Task directions:
Report how many lines contain "document". The answer is a single number.

# Start of Dataset excerpts

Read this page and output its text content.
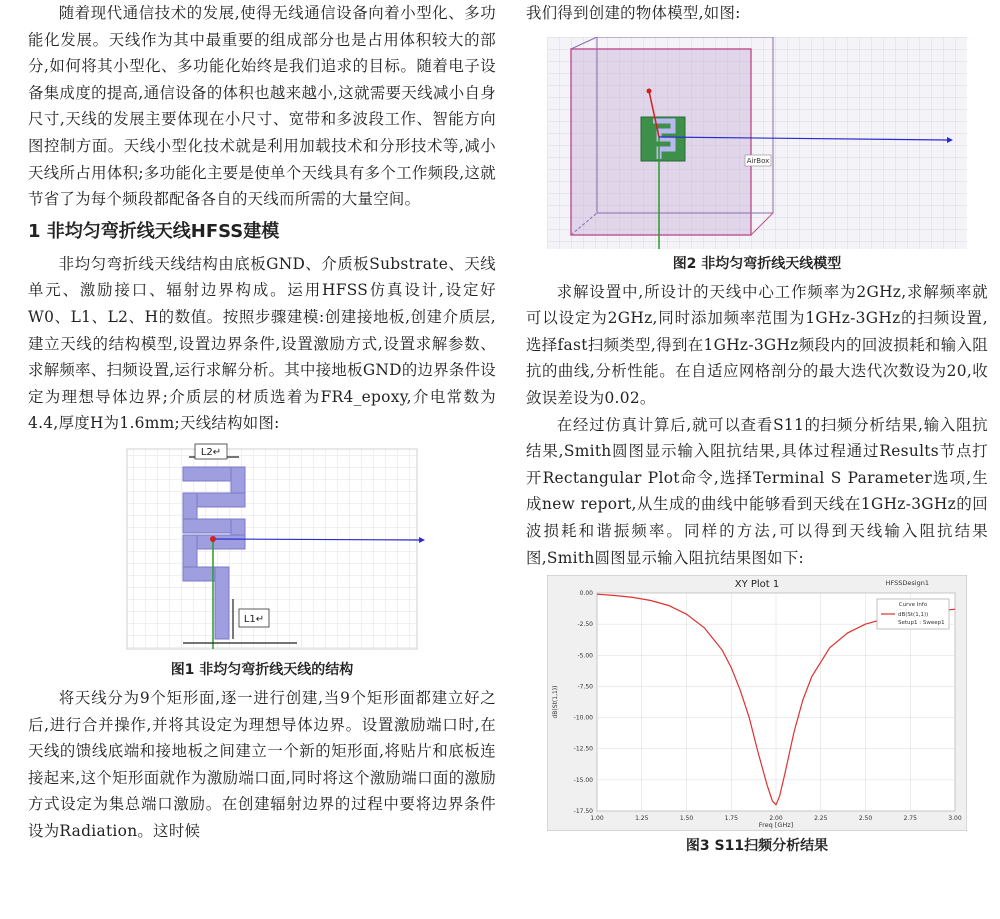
随着现代通信技术的发展,使得无线通信设备向着小型化、多功能化发展。天线作为其中最重要的组成部分也是占用体积较大的部分,如何将其小型化、多功能化始终是我们追求的目标。随着电子设备集成度的提高,通信设备的体积也越来越小,这就需要天线减小自身尺寸,天线的发展主要体现在小尺寸、宽带和多波段工作、智能方向图控制方面。天线小型化技术就是利用加载技术和分形技术等,减小天线所占用体积;多功能化主要是使单个天线具有多个工作频段,这就节省了为每个频段都配备各自的天线而所需的大量空间。

1 非均匀弯折线天线HFSS建模

非均匀弯折线天线结构由底板GND、介质板Substrate、天线单元、激励接口、辐射边界构成。运用HFSS仿真设计,设定好W0、L1、L2、H的数值。按照步骤建模:创建接地板,创建介质层,建立天线的结构模型,设置边界条件,设置激励方式,设置求解参数、求解频率、扫频设置,运行求解分析。其中接地板GND的边界条件设定为理想导体边界;介质层的材质选着为FR4_epoxy,介电常数为4.4,厚度H为1.6mm;天线结构如图:

L2↵
L1↵
图1 非均匀弯折线天线的结构

将天线分为9个矩形面,逐一进行创建,当9个矩形面都建立好之后,进行合并操作,并将其设定为理想导体边界。设置激励端口时,在天线的馈线底端和接地板之间建立一个新的矩形面,将贴片和底板连接起来,这个矩形面就作为激励端口面,同时将这个激励端口面的激励方式设定为集总端口激励。在创建辐射边界的过程中要将边界条件设为Radiation。这时候

我们得到创建的物体模型,如图:

AirBox
图2 非均匀弯折线天线模型

求解设置中,所设计的天线中心工作频率为2GHz,求解频率就可以设定为2GHz,同时添加频率范围为1GHz-3GHz的扫频设置,选择fast扫频类型,得到在1GHz-3GHz频段内的回波损耗和输入阻抗的曲线,分析性能。在自适应网格剖分的最大迭代次数设为20,收敛误差设为0.02。

在经过仿真计算后,就可以查看S11的扫频分析结果,输入阻抗结果,Smith圆图显示输入阻抗结果,具体过程通过Results节点打开Rectangular Plot命令,选择Terminal S Parameter选项,生成new report,从生成的曲线中能够看到天线在1GHz-3GHz的回波损耗和谐振频率。同样的方法,可以得到天线输入阻抗结果图,Smith圆图显示输入阻抗结果图如下:

XY Plot 1	HFSSDesign1
1.00	1.25	1.50	1.75	2.00	2.25	2.50	2.75	3.00
0.00
-2.50
-5.00
-7.50
-10.00
-12.50
-15.00
-17.50
Curve Info
dB(St(1,1))
Setup1 : Sweep1
dB(St(1,1))
Freq [GHz]
图3 S11扫频分析结果
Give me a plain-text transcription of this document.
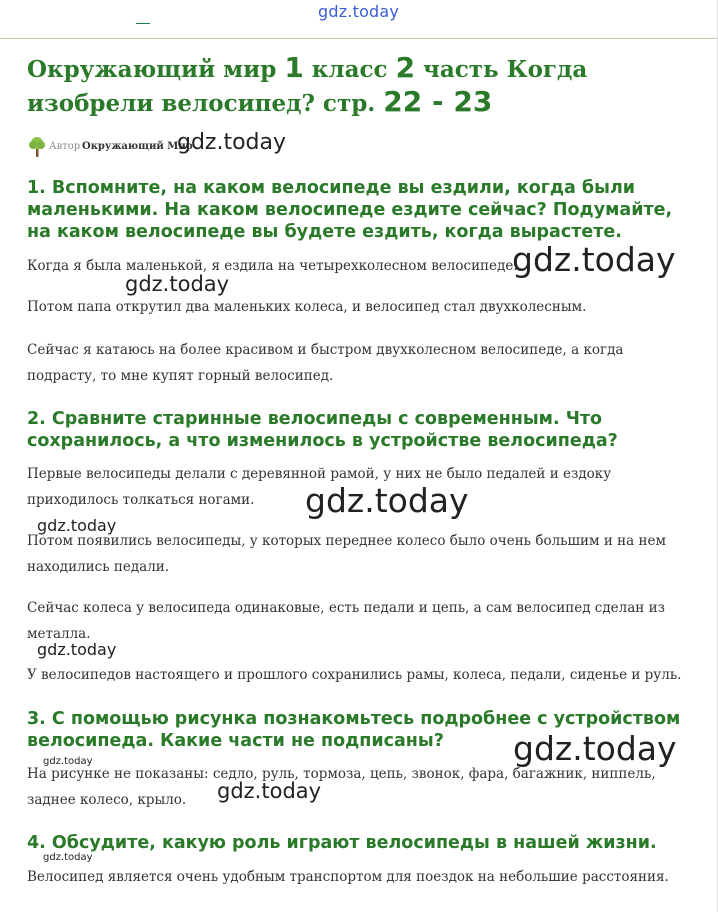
gdz.today
Окружающий мир 1 класс 2 часть Когда изобрели велосипед? стр. 22 - 23
Автор Окружающий Мир
gdz.today
1. Вспомните, на каком велосипеде вы ездили, когда были маленькими. На каком велосипеде ездите сейчас? Подумайте, на каком велосипеде вы будете ездить, когда вырастете.

Когда я была маленькой, я ездила на четырехколесном велосипеде.

Потом папа открутил два маленьких колеса, и велосипед стал двухколесным.

Сейчас я катаюсь на более красивом и быстром двухколесном велосипеде, а когда подрасту, то мне купят горный велосипед.

2. Сравните старинные велосипеды с современным. Что сохранилось, а что изменилось в устройстве велосипеда?

Первые велосипеды делали с деревянной рамой, у них не было педалей и ездоку приходилось толкаться ногами.

Потом появились велосипеды, у которых переднее колесо было очень большим и на нем находились педали.

Сейчас колеса у велосипеда одинаковые, есть педали и цепь, а сам велосипед сделан из металла.

У велосипедов настоящего и прошлого сохранились рамы, колеса, педали, сиденье и руль.

3. С помощью рисунка познакомьтесь подробнее с устройством велосипеда. Какие части не подписаны?

На рисунке не показаны: седло, руль, тормоза, цепь, звонок, фара, багажник, ниппель, заднее колесо, крыло.

4. Обсудите, какую роль играют велосипеды в нашей жизни.

Велосипед является очень удобным транспортом для поездок на небольшие расстояния.

gdz.today
gdz.today
gdz.today
gdz.today
gdz.today
gdz.today
gdz.today
gdz.today
gdz.today
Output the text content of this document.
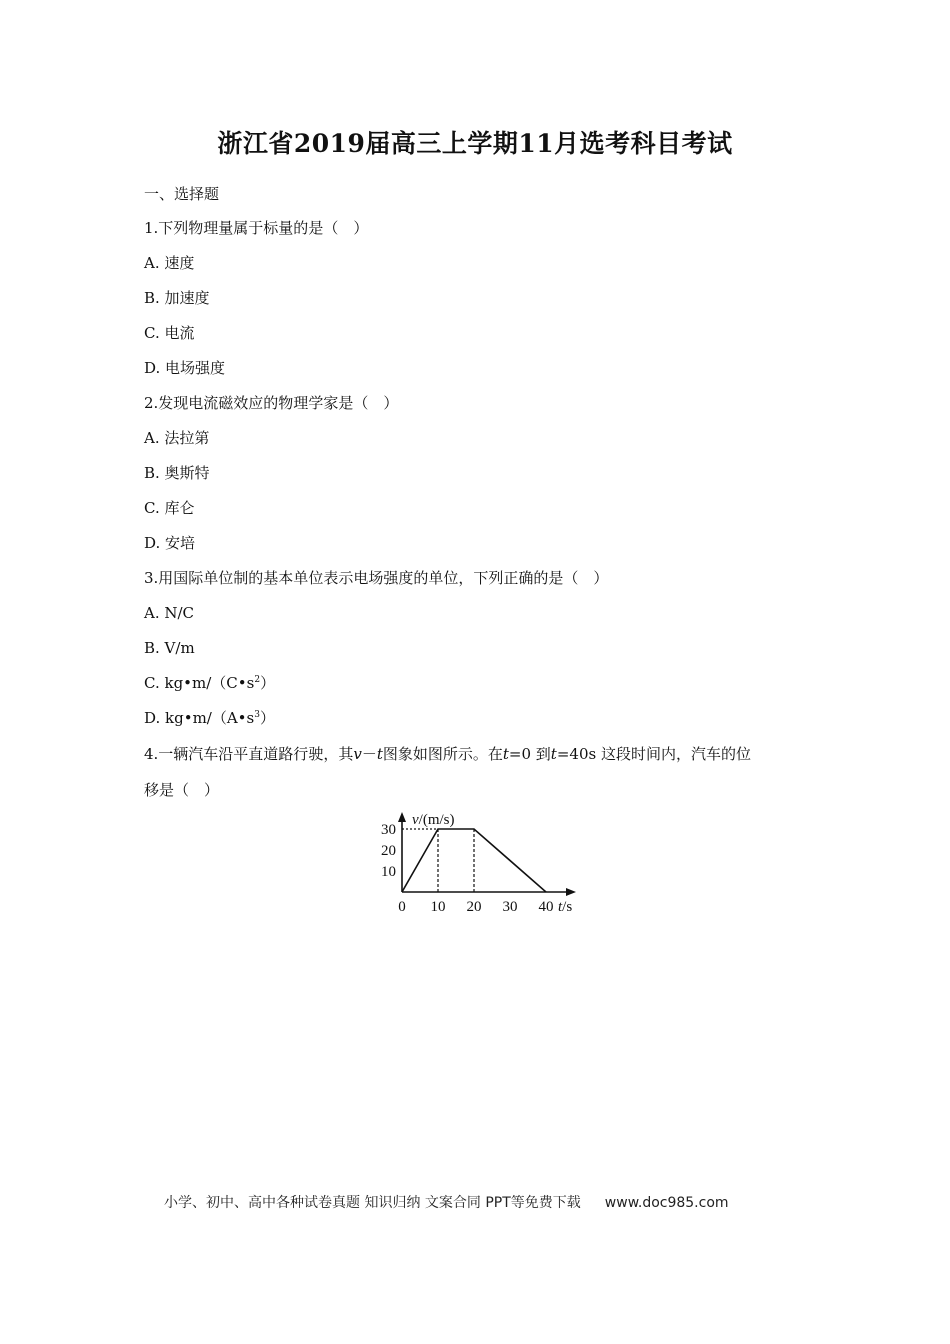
浙江省2019届高三上学期11月选考科目考试
一、选择题
1.下列物理量属于标量的是（　）
A. 速度
B. 加速度
C. 电流
D. 电场强度
2.发现电流磁效应的物理学家是（　）
A. 法拉第
B. 奥斯特
C. 库仑
D. 安培
3.用国际单位制的基本单位表示电场强度的单位，下列正确的是（　）
A. N/C
B. V/m
C. $kg•m/(C•s^2)$
D. $kg•m/(A•s^3)$
4.一辆汽车沿平直道路行驶，其v－t图象如图所示。在t=0 到t=40s 这段时间内，汽车的位
移是（　）
0 10 20 30 40
10
20
30
v/(m/s)
t/s
小学、初中、高中各种试卷真题 知识归纳 文案合同 PPT等免费下载 www.doc985.com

# End of Dataset excerpts

Written response:
2